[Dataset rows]
►
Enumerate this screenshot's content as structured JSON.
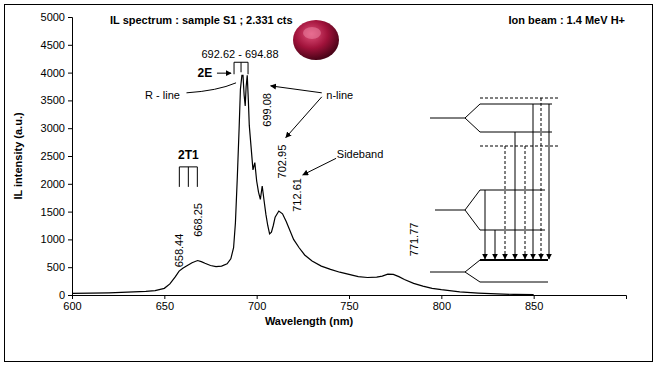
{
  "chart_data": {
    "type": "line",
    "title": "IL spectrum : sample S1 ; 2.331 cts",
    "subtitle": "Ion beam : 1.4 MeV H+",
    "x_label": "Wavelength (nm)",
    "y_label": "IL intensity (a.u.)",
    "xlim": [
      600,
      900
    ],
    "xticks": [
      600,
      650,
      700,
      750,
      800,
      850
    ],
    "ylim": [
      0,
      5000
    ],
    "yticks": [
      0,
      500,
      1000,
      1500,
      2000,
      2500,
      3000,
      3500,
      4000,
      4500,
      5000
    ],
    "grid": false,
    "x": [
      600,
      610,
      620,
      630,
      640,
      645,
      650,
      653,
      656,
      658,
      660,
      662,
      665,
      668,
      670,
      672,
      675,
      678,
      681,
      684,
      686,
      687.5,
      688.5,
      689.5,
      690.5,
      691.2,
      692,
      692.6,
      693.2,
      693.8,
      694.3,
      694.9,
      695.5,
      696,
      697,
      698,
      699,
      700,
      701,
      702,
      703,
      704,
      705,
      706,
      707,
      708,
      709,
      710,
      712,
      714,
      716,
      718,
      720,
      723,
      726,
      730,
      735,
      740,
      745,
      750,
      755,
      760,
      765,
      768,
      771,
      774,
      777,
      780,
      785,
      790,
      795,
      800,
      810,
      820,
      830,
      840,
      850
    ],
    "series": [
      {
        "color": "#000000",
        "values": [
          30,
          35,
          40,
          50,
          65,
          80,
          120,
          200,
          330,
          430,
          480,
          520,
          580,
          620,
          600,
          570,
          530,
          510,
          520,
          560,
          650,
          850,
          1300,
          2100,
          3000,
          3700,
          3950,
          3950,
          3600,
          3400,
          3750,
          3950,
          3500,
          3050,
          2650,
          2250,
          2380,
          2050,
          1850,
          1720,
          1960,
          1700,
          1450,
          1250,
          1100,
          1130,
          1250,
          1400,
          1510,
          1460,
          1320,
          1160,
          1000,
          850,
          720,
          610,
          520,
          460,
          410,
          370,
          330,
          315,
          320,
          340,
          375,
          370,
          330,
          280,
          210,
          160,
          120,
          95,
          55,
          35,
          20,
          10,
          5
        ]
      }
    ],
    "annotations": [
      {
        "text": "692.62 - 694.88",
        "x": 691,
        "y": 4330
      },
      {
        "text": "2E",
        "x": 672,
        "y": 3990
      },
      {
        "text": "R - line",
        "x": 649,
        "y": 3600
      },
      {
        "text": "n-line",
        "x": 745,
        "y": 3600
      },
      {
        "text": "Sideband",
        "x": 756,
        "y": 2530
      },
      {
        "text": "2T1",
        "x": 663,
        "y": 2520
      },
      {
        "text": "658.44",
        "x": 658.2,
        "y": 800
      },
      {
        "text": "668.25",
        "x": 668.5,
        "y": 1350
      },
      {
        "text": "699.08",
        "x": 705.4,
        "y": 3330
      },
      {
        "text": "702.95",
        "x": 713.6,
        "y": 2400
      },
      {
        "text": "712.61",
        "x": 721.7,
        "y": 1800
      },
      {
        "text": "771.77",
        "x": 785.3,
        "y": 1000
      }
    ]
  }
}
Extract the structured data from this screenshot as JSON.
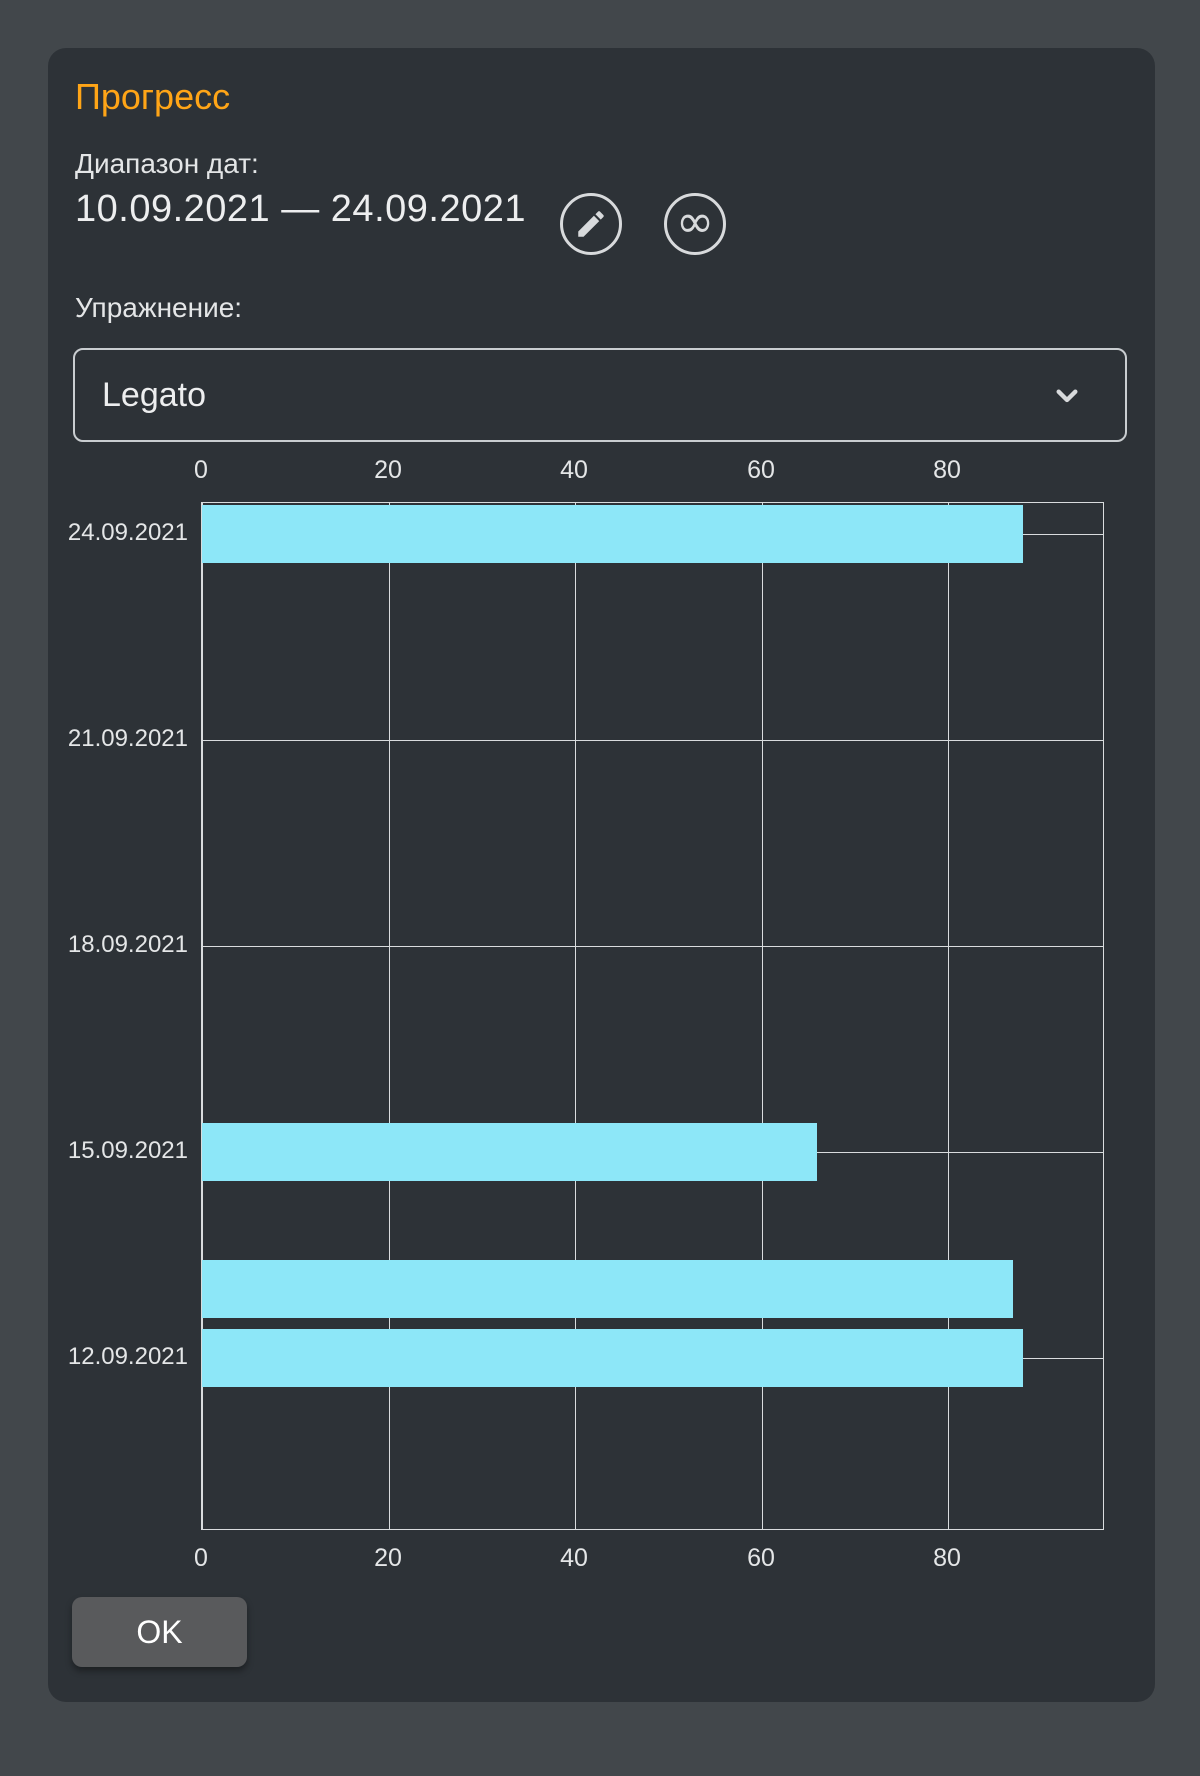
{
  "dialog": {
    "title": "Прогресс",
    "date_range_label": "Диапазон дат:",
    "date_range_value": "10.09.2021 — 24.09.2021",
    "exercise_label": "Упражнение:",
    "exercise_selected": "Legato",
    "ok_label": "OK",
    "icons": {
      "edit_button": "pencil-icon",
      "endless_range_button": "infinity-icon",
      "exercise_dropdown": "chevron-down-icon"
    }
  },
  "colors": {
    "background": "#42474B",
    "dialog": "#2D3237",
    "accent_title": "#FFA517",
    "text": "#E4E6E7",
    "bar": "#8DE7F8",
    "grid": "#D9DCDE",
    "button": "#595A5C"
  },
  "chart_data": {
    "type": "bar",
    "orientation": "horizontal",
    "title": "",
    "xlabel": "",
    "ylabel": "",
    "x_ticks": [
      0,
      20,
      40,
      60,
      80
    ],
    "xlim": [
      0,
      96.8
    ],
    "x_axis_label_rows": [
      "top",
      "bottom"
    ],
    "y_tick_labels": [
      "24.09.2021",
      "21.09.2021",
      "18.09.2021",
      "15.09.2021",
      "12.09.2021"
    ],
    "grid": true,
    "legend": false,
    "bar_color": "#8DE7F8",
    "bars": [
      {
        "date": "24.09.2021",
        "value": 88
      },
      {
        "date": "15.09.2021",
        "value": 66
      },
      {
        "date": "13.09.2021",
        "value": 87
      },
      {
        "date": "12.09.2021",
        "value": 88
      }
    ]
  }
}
◄
►
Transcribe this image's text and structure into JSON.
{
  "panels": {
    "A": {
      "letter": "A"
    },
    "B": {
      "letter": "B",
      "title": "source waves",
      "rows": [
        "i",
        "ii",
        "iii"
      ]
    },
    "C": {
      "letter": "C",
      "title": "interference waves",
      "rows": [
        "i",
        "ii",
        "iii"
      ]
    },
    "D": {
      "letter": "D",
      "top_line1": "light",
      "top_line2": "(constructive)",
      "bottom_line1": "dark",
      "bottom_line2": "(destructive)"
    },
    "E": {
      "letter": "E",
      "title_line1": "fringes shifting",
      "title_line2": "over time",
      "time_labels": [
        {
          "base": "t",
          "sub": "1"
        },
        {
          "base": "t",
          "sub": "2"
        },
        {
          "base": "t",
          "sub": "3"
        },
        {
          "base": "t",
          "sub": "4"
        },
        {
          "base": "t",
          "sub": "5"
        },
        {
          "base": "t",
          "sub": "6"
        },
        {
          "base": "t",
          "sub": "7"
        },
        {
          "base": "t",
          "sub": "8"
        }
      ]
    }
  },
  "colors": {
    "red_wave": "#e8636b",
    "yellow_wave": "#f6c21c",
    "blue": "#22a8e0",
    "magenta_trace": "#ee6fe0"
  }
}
◄
►
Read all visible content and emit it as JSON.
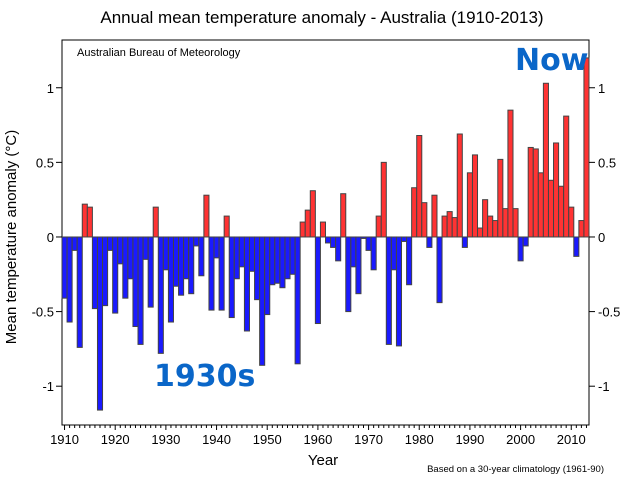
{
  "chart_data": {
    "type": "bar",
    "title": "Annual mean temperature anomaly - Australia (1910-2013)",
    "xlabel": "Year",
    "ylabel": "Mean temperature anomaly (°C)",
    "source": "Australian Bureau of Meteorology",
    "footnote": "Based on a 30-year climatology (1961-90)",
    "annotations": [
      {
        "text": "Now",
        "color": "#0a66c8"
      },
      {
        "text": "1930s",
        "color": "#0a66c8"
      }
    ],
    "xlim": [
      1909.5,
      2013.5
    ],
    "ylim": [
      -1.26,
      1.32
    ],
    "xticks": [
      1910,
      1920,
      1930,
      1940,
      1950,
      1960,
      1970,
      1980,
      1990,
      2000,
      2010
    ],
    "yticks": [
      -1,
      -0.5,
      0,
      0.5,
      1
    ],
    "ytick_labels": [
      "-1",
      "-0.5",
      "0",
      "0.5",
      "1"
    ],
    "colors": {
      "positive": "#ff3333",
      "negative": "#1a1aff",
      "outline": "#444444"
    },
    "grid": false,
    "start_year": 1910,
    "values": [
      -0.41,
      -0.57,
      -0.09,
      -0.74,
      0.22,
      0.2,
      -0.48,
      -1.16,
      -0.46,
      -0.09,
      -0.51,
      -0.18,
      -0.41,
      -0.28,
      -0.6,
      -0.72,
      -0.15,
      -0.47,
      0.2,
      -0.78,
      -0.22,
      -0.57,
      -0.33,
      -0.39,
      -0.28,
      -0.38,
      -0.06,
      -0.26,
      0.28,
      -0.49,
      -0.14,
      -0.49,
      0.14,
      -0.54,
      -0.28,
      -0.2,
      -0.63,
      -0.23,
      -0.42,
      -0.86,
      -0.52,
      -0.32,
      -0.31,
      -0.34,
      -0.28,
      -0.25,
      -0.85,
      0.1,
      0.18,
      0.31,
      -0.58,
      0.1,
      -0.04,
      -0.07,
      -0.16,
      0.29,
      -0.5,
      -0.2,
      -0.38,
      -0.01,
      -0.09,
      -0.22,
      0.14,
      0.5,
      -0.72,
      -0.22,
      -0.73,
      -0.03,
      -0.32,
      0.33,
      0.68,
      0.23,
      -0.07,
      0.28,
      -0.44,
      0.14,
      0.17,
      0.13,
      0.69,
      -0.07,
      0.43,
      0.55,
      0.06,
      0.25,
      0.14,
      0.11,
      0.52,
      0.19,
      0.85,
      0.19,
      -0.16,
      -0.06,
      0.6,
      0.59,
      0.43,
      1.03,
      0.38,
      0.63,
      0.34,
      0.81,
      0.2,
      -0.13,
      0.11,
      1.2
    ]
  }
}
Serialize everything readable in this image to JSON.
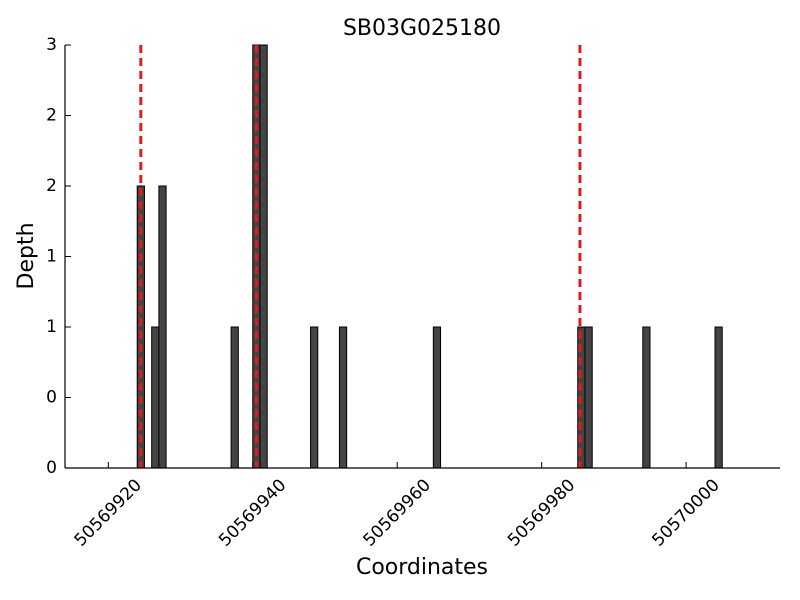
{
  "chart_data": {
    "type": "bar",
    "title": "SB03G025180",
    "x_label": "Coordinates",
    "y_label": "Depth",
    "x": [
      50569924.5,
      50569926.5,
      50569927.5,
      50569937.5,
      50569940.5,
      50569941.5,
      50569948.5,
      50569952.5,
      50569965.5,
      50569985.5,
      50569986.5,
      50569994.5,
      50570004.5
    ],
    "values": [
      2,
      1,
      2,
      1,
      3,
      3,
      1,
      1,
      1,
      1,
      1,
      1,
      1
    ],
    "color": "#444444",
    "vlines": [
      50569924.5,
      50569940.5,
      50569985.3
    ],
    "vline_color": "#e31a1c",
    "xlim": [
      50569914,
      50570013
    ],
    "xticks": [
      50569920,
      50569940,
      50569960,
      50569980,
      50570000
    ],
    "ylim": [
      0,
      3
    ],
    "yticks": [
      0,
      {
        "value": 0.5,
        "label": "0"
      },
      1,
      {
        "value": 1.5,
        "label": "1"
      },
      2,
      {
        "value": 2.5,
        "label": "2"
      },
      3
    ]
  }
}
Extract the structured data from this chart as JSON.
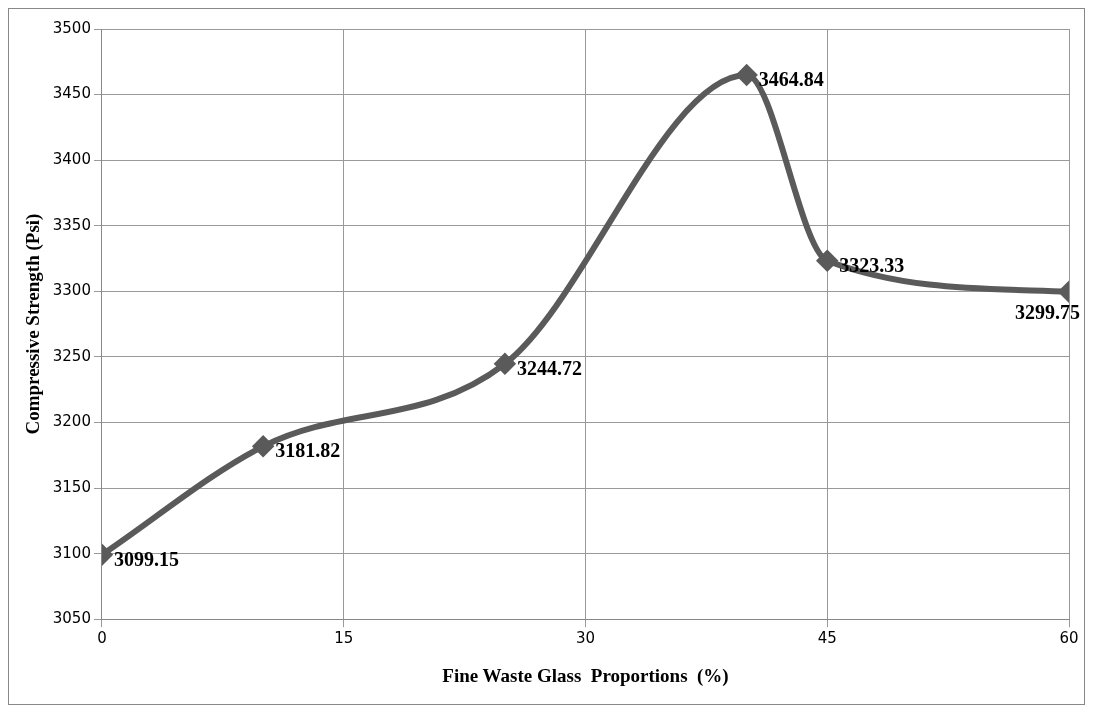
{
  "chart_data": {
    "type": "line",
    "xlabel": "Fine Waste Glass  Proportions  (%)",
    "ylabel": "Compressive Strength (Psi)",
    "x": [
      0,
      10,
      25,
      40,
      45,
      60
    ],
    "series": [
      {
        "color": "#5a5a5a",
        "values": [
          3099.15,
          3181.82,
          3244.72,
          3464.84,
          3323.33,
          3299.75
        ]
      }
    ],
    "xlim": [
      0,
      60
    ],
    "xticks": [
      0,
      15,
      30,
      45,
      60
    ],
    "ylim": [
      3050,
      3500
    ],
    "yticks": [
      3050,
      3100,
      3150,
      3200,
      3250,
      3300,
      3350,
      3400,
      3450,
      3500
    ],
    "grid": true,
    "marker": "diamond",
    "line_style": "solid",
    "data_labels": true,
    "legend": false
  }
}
◄
= REQUIREMENT =
Track down the lines that include the word "from" and copy them.

= FINISHED ANSWER =
Extract the structured data from this screenshot as JSON.
Extract the structured data from this chart as JSON.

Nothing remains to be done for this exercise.